→ AIM OF THE EXERCISE
Extract the full listing below without altering a single character.

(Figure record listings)
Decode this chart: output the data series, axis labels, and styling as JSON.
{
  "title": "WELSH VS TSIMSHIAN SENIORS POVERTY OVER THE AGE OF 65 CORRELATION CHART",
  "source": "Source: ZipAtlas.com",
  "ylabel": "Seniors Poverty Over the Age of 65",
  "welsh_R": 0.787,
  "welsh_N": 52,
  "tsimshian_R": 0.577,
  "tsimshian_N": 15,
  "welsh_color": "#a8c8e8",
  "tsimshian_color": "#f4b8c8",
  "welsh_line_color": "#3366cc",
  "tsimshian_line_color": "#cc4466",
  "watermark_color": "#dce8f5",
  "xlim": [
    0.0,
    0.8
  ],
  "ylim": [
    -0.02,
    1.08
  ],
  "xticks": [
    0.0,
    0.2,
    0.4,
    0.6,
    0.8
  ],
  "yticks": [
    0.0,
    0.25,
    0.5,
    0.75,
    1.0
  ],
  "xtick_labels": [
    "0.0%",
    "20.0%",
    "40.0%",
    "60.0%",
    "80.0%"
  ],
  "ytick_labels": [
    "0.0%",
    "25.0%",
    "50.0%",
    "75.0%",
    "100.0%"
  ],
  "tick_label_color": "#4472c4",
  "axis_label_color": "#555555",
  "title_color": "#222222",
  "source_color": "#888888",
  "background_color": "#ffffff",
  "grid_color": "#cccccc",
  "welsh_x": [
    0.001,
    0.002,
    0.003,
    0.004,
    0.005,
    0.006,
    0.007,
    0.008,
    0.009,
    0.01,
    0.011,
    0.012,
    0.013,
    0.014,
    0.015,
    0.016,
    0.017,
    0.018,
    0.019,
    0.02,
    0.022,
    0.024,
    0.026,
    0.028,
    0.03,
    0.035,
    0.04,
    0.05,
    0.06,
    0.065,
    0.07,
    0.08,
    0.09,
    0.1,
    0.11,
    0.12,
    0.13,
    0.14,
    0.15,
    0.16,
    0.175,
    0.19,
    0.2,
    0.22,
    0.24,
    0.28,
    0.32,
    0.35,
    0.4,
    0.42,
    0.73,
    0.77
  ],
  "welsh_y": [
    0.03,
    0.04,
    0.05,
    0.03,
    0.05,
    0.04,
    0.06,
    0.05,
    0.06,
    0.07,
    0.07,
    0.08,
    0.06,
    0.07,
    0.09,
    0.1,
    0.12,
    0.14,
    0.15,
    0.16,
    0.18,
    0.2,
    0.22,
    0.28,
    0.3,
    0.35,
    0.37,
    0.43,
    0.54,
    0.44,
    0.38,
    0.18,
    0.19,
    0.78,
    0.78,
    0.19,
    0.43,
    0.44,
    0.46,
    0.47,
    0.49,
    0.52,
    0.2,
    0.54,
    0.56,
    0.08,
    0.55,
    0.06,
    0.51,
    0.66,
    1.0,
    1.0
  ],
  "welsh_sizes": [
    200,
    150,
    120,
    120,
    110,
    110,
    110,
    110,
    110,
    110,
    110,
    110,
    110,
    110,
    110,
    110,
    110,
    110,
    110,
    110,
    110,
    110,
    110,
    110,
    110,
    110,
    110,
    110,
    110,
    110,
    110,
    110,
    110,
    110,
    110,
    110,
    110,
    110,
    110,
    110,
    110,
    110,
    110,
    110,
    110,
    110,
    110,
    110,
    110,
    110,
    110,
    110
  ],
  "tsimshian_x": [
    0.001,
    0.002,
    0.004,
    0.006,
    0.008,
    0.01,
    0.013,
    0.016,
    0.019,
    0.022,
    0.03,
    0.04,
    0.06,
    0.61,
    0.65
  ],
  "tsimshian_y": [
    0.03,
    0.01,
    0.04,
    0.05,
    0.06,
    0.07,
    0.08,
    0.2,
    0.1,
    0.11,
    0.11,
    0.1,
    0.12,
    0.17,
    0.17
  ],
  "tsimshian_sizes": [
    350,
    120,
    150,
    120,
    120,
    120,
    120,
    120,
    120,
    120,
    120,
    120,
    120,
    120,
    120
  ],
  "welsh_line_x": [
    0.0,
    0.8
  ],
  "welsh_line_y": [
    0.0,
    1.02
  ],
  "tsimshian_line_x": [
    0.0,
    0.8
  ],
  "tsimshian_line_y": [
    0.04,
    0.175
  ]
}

→ OUTPUT FOR THIS EXERCISE
Decode this chart: output the data series, axis labels, and styling as JSON.
{
  "title": "WELSH VS TSIMSHIAN SENIORS POVERTY OVER THE AGE OF 65 CORRELATION CHART",
  "source": "Source: ZipAtlas.com",
  "ylabel": "Seniors Poverty Over the Age of 65",
  "welsh_R": 0.787,
  "welsh_N": 52,
  "tsimshian_R": 0.577,
  "tsimshian_N": 15,
  "welsh_color": "#a8c8e8",
  "tsimshian_color": "#f4b8c8",
  "welsh_line_color": "#3366cc",
  "tsimshian_line_color": "#cc4466",
  "watermark_color": "#dce8f5",
  "xlim": [
    0.0,
    0.8
  ],
  "ylim": [
    -0.02,
    1.08
  ],
  "xticks": [
    0.0,
    0.2,
    0.4,
    0.6,
    0.8
  ],
  "yticks": [
    0.0,
    0.25,
    0.5,
    0.75,
    1.0
  ],
  "xtick_labels": [
    "0.0%",
    "20.0%",
    "40.0%",
    "60.0%",
    "80.0%"
  ],
  "ytick_labels": [
    "0.0%",
    "25.0%",
    "50.0%",
    "75.0%",
    "100.0%"
  ],
  "tick_label_color": "#4472c4",
  "axis_label_color": "#555555",
  "title_color": "#222222",
  "source_color": "#888888",
  "background_color": "#ffffff",
  "grid_color": "#cccccc",
  "welsh_x": [
    0.001,
    0.002,
    0.003,
    0.004,
    0.005,
    0.006,
    0.007,
    0.008,
    0.009,
    0.01,
    0.011,
    0.012,
    0.013,
    0.014,
    0.015,
    0.016,
    0.017,
    0.018,
    0.019,
    0.02,
    0.022,
    0.024,
    0.026,
    0.028,
    0.03,
    0.035,
    0.04,
    0.05,
    0.06,
    0.065,
    0.07,
    0.08,
    0.09,
    0.1,
    0.11,
    0.12,
    0.13,
    0.14,
    0.15,
    0.16,
    0.175,
    0.19,
    0.2,
    0.22,
    0.24,
    0.28,
    0.32,
    0.35,
    0.4,
    0.42,
    0.73,
    0.77
  ],
  "welsh_y": [
    0.03,
    0.04,
    0.05,
    0.03,
    0.05,
    0.04,
    0.06,
    0.05,
    0.06,
    0.07,
    0.07,
    0.08,
    0.06,
    0.07,
    0.09,
    0.1,
    0.12,
    0.14,
    0.15,
    0.16,
    0.18,
    0.2,
    0.22,
    0.28,
    0.3,
    0.35,
    0.37,
    0.43,
    0.54,
    0.44,
    0.38,
    0.18,
    0.19,
    0.78,
    0.78,
    0.19,
    0.43,
    0.44,
    0.46,
    0.47,
    0.49,
    0.52,
    0.2,
    0.54,
    0.56,
    0.08,
    0.55,
    0.06,
    0.51,
    0.66,
    1.0,
    1.0
  ],
  "welsh_sizes": [
    200,
    150,
    120,
    120,
    110,
    110,
    110,
    110,
    110,
    110,
    110,
    110,
    110,
    110,
    110,
    110,
    110,
    110,
    110,
    110,
    110,
    110,
    110,
    110,
    110,
    110,
    110,
    110,
    110,
    110,
    110,
    110,
    110,
    110,
    110,
    110,
    110,
    110,
    110,
    110,
    110,
    110,
    110,
    110,
    110,
    110,
    110,
    110,
    110,
    110,
    110,
    110
  ],
  "tsimshian_x": [
    0.001,
    0.002,
    0.004,
    0.006,
    0.008,
    0.01,
    0.013,
    0.016,
    0.019,
    0.022,
    0.03,
    0.04,
    0.06,
    0.61,
    0.65
  ],
  "tsimshian_y": [
    0.03,
    0.01,
    0.04,
    0.05,
    0.06,
    0.07,
    0.08,
    0.2,
    0.1,
    0.11,
    0.11,
    0.1,
    0.12,
    0.17,
    0.17
  ],
  "tsimshian_sizes": [
    350,
    120,
    150,
    120,
    120,
    120,
    120,
    120,
    120,
    120,
    120,
    120,
    120,
    120,
    120
  ],
  "welsh_line_x": [
    0.0,
    0.8
  ],
  "welsh_line_y": [
    0.0,
    1.02
  ],
  "tsimshian_line_x": [
    0.0,
    0.8
  ],
  "tsimshian_line_y": [
    0.04,
    0.175
  ]
}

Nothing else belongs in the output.